Excerpts from a layout annotation set:
★ ★ ★ ★ ★

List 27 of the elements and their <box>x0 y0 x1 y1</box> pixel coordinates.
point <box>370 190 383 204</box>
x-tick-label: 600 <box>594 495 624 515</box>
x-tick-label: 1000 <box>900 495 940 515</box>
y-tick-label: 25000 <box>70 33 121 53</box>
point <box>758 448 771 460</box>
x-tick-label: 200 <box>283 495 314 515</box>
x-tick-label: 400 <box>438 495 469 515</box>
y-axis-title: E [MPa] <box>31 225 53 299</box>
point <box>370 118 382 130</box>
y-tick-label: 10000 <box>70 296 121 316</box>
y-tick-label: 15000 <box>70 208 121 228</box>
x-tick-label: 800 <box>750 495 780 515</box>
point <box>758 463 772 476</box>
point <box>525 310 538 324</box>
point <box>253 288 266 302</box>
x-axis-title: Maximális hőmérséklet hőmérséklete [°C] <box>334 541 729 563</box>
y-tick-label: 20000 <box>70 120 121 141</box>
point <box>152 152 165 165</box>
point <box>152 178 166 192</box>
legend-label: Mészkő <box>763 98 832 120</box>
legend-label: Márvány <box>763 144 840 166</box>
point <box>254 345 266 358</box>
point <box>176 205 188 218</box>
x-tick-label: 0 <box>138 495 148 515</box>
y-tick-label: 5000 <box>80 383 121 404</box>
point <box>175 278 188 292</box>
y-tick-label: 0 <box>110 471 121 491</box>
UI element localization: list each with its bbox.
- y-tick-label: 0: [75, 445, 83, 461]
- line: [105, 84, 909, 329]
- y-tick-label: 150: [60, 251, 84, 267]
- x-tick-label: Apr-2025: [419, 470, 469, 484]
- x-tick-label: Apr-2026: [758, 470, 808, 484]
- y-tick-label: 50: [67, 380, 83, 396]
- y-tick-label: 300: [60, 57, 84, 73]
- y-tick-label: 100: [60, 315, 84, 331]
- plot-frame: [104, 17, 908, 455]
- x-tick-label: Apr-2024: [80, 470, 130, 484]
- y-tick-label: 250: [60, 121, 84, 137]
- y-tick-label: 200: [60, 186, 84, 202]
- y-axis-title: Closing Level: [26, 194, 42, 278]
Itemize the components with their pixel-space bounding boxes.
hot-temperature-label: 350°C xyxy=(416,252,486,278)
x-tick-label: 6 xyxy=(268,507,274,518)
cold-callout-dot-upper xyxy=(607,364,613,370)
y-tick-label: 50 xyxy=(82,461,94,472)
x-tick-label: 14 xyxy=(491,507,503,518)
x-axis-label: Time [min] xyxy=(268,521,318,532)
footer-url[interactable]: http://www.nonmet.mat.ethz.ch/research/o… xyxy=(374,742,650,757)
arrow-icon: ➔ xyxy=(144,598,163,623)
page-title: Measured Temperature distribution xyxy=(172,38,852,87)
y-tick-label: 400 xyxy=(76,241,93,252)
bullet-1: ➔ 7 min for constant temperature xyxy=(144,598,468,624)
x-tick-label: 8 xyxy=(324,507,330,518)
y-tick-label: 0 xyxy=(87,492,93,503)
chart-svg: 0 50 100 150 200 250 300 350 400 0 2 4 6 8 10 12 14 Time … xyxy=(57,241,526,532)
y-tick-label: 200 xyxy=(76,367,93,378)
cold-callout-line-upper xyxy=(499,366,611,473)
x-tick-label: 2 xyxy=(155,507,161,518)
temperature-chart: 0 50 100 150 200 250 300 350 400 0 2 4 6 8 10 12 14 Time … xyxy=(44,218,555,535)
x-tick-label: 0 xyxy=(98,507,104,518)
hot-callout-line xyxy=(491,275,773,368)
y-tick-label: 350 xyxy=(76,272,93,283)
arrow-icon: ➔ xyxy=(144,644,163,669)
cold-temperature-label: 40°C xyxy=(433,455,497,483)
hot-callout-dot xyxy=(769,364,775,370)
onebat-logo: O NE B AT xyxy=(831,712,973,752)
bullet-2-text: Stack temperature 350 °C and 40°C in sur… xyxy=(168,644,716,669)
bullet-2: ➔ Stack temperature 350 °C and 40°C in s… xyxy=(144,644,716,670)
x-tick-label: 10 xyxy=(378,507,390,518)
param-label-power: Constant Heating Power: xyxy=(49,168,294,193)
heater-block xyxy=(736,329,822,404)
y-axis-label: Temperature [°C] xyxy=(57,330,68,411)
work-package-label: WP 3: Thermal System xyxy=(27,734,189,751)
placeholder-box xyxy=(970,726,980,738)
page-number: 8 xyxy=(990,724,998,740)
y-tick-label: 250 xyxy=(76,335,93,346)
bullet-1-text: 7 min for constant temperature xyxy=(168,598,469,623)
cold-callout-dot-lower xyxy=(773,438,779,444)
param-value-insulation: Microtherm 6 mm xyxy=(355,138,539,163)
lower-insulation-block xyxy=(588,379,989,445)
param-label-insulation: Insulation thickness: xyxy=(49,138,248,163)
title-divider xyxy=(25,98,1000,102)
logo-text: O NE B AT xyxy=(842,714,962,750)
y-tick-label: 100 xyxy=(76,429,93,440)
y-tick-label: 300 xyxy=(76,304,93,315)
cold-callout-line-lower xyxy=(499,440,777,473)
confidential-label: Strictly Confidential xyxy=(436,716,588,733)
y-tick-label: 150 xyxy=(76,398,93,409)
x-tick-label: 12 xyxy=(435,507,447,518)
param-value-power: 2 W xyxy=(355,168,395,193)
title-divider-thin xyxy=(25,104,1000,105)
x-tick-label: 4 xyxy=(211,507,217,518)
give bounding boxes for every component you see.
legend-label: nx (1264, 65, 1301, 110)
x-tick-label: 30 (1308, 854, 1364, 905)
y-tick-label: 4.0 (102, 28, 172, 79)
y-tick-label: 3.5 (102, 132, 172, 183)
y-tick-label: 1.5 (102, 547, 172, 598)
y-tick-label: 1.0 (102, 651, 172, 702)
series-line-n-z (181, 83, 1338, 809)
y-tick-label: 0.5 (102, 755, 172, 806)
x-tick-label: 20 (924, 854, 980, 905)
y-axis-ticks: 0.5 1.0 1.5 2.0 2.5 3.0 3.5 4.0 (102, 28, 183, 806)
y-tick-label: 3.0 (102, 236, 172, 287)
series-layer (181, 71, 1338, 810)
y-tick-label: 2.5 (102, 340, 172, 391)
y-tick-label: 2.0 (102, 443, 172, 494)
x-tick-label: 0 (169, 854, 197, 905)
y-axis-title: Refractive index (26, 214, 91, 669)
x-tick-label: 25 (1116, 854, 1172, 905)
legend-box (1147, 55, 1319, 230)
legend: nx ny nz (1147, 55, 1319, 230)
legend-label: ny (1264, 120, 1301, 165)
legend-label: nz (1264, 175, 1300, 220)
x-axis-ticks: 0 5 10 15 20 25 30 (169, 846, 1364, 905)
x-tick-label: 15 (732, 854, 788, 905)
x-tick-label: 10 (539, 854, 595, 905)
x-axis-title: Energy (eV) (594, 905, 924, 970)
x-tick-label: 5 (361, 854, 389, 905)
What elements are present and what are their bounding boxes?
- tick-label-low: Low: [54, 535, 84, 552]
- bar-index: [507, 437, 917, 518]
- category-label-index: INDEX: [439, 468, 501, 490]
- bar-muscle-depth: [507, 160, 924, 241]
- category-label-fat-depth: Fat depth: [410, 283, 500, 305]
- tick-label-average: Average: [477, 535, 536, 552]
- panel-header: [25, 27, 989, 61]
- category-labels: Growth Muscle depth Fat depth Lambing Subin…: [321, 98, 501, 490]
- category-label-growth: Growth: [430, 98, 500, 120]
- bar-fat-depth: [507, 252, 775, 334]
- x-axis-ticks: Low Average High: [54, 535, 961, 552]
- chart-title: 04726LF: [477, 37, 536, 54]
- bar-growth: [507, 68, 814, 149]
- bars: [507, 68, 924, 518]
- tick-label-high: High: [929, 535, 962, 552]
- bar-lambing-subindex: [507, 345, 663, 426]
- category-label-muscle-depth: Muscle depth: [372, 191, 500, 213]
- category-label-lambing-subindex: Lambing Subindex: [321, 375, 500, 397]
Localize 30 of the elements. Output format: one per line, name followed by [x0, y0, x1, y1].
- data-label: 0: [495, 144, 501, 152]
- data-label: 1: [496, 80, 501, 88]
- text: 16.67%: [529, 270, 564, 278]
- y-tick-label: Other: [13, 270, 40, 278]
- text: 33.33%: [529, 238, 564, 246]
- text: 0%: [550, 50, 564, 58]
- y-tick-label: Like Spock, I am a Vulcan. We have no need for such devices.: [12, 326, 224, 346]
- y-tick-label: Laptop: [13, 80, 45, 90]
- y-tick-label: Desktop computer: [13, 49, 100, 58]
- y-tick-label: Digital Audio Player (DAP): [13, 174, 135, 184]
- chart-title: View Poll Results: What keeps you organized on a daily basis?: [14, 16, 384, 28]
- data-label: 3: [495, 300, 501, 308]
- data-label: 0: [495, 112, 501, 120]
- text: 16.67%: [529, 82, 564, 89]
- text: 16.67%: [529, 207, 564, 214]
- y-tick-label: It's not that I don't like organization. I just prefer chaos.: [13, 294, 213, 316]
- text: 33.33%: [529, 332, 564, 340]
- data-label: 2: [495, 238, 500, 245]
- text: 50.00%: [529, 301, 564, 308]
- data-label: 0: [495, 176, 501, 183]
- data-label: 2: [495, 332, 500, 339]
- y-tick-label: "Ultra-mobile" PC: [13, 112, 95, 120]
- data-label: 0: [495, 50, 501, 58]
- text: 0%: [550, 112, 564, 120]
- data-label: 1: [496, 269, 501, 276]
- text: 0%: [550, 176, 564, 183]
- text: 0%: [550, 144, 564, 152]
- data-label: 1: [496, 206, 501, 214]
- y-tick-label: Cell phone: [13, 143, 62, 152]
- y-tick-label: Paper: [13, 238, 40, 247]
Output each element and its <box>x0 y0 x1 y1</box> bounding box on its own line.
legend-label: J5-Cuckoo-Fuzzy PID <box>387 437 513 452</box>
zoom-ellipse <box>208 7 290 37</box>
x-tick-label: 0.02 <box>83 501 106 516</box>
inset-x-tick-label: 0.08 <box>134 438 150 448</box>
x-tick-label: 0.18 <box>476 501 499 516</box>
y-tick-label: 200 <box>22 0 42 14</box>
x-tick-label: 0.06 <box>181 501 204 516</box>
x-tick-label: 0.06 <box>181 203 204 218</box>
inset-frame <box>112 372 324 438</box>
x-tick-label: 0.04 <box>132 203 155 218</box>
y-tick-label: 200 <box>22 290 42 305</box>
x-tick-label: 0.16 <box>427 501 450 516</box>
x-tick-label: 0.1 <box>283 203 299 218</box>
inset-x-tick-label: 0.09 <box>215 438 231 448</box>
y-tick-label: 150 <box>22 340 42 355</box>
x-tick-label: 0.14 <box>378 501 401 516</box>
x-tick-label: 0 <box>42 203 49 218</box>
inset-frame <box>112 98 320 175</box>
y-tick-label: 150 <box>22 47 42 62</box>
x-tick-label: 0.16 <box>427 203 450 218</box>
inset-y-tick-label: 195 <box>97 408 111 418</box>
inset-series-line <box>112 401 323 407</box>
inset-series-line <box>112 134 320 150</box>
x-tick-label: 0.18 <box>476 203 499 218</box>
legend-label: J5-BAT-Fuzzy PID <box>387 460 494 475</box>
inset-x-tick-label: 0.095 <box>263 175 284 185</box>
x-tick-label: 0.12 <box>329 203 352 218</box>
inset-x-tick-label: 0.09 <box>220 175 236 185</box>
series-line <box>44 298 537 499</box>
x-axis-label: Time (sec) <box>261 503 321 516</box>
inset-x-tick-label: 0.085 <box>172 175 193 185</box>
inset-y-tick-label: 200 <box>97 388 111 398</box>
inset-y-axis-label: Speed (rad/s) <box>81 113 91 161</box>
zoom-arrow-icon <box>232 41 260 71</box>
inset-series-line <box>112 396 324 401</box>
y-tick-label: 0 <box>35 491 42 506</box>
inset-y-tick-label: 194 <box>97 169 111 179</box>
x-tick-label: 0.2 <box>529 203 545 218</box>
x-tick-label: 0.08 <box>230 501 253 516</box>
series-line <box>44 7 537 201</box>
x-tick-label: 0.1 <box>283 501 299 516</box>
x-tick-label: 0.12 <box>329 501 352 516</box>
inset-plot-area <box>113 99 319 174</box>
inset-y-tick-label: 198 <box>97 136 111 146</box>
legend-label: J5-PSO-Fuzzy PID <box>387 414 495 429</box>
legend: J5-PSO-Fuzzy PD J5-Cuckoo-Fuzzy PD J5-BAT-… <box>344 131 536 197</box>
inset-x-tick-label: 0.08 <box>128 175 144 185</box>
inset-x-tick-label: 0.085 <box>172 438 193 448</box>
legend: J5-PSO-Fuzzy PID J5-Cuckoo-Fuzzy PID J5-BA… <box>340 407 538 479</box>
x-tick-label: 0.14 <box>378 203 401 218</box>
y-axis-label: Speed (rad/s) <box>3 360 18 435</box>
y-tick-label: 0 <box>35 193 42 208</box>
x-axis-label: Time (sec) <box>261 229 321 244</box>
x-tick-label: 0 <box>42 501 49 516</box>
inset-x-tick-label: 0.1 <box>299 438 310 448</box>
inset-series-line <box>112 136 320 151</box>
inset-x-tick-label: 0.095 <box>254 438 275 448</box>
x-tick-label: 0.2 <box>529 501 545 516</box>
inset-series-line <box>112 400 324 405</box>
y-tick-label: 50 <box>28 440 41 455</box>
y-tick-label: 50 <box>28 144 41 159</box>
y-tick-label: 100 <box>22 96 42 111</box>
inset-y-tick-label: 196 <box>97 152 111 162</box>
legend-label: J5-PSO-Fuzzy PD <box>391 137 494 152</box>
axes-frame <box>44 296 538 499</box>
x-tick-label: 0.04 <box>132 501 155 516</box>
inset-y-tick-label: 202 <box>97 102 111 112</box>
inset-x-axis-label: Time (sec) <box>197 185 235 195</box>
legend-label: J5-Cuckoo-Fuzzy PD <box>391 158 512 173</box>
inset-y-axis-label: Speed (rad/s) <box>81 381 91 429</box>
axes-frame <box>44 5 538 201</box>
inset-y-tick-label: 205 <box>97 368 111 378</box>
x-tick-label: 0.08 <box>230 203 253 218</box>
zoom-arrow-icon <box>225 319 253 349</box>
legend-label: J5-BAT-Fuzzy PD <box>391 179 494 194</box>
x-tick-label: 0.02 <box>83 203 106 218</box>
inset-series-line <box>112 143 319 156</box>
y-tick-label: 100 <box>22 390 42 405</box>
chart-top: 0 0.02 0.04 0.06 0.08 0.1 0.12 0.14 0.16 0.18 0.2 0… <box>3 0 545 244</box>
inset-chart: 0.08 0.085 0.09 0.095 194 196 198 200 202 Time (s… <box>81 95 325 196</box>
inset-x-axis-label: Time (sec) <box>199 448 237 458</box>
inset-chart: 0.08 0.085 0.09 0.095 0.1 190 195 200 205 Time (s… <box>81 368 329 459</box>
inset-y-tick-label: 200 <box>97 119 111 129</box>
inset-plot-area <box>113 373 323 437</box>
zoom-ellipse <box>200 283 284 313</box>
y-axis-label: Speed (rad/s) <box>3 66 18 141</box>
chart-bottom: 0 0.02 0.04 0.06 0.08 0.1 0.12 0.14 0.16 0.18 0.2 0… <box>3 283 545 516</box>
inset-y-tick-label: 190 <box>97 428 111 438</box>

★ ★ ★ ★ ★

• **Stated exercise**
Can you render the material from its first line up to and including the line with "y-tick-label: 15000 <box>70 208 121 228</box>" as a numbered list, leaving out any blank lines?

• **Exercise answer**
1. List 27 of the elements and their <box>x0 y0 x1 y1</box> pixel coordinates.
2. point <box>370 190 383 204</box>
3. x-tick-label: 600 <box>594 495 624 515</box>
4. x-tick-label: 1000 <box>900 495 940 515</box>
5. y-tick-label: 25000 <box>70 33 121 53</box>
6. point <box>758 448 771 460</box>
7. x-tick-label: 200 <box>283 495 314 515</box>
8. x-tick-label: 400 <box>438 495 469 515</box>
9. y-axis-title: E [MPa] <box>31 225 53 299</box>
10. point <box>370 118 382 130</box>
11. y-tick-label: 10000 <box>70 296 121 316</box>
12. y-tick-label: 15000 <box>70 208 121 228</box>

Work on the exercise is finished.